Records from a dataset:
______
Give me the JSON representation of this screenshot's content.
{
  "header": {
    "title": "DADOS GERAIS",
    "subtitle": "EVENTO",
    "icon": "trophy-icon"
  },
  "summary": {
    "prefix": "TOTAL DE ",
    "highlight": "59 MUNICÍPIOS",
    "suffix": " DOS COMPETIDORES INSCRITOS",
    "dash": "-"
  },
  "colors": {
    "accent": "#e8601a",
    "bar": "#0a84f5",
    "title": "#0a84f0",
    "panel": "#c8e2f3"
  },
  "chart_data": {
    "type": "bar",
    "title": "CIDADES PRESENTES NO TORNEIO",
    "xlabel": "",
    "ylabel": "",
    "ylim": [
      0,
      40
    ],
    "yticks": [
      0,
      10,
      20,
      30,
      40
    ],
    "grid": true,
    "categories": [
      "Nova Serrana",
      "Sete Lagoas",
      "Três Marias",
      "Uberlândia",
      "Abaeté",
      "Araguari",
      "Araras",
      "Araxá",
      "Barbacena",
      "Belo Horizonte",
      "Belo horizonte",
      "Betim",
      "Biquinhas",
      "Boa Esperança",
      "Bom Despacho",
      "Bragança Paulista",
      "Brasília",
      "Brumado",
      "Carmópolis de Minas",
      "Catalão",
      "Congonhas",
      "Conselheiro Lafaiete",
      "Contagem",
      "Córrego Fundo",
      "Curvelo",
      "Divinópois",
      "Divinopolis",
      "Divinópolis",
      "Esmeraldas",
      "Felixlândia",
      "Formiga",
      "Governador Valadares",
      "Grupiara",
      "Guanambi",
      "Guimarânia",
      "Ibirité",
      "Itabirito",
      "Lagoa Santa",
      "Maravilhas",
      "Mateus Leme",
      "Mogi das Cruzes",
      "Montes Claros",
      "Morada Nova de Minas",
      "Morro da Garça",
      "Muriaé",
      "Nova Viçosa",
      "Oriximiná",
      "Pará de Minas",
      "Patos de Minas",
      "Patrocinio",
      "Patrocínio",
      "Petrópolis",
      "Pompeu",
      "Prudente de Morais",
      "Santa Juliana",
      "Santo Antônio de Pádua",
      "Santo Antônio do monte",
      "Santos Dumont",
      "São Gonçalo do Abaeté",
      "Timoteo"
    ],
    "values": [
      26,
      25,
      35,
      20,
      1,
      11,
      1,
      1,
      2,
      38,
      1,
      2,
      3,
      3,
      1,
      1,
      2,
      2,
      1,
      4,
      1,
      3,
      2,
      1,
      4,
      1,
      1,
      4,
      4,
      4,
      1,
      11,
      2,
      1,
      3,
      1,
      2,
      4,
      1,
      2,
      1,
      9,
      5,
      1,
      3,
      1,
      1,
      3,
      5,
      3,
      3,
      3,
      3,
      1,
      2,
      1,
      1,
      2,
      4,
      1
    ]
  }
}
______
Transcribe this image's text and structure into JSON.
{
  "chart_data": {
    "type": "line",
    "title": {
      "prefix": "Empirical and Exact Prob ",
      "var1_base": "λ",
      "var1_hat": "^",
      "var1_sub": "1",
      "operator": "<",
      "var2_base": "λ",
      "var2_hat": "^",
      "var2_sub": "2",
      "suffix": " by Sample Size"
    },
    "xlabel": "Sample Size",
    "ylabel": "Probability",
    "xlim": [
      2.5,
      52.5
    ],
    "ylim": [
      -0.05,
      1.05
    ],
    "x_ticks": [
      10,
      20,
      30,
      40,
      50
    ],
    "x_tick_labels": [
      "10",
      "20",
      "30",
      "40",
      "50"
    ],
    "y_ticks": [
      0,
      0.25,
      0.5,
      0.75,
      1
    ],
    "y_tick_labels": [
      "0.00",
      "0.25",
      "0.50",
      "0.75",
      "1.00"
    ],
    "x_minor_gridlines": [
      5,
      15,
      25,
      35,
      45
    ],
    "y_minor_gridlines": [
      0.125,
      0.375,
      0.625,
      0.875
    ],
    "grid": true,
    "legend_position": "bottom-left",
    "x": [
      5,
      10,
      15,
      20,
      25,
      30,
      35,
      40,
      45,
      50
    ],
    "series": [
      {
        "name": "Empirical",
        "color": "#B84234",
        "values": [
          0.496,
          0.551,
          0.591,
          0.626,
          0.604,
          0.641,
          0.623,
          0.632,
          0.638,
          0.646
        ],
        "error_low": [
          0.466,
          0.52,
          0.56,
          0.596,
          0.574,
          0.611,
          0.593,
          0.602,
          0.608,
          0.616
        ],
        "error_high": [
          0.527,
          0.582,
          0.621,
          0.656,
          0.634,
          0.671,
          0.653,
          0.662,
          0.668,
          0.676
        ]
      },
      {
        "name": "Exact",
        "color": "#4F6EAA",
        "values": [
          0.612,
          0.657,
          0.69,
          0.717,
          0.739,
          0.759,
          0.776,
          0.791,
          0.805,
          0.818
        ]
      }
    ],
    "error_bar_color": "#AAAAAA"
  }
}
______
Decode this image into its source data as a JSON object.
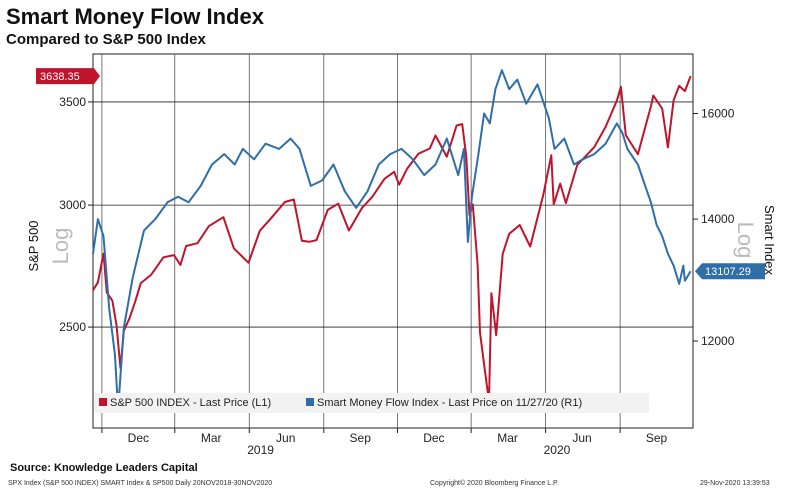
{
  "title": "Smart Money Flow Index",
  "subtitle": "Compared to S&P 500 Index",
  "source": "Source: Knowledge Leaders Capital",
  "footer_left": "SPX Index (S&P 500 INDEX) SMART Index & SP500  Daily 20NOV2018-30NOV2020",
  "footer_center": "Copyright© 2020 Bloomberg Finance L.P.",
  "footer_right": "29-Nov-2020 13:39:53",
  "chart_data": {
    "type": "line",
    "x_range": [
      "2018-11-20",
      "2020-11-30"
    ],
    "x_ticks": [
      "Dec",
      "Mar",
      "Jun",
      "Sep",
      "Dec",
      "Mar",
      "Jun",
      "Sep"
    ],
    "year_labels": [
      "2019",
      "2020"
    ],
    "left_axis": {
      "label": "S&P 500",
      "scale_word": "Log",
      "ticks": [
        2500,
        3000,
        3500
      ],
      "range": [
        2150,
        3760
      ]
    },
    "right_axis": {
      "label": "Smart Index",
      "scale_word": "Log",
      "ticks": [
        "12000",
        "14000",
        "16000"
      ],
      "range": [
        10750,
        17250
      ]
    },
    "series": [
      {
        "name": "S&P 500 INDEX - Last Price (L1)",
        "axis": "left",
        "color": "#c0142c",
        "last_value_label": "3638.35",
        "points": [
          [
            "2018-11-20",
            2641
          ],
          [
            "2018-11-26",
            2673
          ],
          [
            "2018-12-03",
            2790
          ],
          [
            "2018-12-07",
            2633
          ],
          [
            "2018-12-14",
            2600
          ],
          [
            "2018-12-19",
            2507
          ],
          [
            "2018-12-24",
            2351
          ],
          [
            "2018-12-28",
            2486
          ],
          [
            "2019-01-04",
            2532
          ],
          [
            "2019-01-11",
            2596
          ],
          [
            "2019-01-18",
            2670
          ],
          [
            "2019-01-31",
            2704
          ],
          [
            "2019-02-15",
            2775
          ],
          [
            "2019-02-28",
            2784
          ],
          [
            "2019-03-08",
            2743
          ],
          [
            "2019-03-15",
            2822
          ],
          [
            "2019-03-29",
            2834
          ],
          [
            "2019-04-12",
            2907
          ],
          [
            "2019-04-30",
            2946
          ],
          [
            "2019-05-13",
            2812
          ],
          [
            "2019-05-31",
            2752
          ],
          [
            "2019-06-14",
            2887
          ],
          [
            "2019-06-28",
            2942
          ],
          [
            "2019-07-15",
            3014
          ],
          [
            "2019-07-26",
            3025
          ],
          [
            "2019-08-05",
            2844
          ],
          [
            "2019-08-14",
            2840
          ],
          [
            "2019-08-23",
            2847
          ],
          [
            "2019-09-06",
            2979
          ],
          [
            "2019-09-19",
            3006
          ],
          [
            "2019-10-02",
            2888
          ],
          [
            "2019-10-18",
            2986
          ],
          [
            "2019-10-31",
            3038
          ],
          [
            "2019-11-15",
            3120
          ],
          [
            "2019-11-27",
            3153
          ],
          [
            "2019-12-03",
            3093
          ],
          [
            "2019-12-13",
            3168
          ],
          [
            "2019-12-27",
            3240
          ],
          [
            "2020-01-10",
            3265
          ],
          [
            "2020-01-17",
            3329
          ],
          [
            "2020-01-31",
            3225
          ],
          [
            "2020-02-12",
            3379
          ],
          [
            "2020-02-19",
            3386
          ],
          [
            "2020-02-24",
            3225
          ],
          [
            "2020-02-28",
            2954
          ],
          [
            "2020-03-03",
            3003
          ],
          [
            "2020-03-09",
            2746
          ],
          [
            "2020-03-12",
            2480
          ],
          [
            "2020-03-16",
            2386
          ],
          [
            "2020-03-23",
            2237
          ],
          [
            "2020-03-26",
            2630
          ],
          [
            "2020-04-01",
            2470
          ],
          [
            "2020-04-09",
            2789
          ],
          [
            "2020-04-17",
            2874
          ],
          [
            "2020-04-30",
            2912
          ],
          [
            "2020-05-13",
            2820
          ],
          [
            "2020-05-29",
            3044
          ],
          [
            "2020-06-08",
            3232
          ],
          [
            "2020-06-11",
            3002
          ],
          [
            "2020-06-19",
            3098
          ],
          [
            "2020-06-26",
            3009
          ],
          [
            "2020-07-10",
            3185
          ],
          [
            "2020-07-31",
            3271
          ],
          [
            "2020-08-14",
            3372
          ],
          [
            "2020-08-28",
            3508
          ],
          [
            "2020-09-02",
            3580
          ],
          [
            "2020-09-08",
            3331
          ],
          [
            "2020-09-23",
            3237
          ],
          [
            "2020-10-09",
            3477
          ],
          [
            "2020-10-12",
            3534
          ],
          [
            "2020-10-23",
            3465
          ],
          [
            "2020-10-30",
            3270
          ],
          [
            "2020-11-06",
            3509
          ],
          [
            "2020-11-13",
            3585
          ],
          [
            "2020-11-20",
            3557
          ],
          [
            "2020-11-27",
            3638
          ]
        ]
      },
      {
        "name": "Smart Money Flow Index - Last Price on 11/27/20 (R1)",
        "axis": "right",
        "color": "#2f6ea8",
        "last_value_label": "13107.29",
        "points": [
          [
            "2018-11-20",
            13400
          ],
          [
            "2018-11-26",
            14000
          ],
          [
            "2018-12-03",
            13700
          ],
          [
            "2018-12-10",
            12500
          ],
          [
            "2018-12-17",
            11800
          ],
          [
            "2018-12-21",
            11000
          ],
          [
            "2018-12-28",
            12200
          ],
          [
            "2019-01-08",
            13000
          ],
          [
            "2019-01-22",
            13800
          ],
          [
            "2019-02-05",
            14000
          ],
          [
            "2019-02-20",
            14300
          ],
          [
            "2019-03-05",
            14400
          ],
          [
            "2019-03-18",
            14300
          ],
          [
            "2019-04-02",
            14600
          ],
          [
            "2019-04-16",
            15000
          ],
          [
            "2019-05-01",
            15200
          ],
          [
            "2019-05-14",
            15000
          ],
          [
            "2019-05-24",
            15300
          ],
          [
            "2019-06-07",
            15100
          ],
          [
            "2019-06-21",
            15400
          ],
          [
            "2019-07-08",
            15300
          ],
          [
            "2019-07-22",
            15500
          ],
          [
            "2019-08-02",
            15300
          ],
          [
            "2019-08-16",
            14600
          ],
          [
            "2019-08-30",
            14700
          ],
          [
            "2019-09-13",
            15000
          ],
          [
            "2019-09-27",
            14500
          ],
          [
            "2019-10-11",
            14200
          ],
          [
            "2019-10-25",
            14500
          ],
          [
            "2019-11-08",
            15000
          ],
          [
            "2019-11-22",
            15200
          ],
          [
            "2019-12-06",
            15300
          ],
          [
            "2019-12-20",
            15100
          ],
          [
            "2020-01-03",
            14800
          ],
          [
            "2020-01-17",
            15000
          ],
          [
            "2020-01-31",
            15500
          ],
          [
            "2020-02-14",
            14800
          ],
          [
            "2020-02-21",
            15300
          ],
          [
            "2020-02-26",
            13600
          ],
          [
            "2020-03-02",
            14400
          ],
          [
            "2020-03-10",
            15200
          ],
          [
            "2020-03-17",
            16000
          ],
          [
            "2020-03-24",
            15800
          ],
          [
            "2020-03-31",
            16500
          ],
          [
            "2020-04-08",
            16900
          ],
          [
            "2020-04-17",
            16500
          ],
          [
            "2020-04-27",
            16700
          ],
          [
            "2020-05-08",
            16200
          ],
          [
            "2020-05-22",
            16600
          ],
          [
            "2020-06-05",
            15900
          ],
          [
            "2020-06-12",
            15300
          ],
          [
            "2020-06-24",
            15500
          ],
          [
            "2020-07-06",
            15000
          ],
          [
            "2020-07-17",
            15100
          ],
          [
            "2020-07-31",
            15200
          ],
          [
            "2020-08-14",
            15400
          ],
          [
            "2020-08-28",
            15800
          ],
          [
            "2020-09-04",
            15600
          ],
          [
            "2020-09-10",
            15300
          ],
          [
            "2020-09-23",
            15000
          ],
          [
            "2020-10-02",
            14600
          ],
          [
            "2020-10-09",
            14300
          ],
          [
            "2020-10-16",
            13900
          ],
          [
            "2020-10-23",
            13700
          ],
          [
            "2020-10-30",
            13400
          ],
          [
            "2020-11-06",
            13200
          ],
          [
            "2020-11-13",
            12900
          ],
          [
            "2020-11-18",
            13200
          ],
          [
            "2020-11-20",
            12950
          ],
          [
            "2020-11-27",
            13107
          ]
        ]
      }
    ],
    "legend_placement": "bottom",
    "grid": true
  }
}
______
### Task objective
From the records above, copy every line that holds the word "Price".

### Exercise response
        "name": "S&P 500 INDEX - Last Price (L1)",
        "name": "Smart Money Flow Index - Last Price on 11/27/20 (R1)",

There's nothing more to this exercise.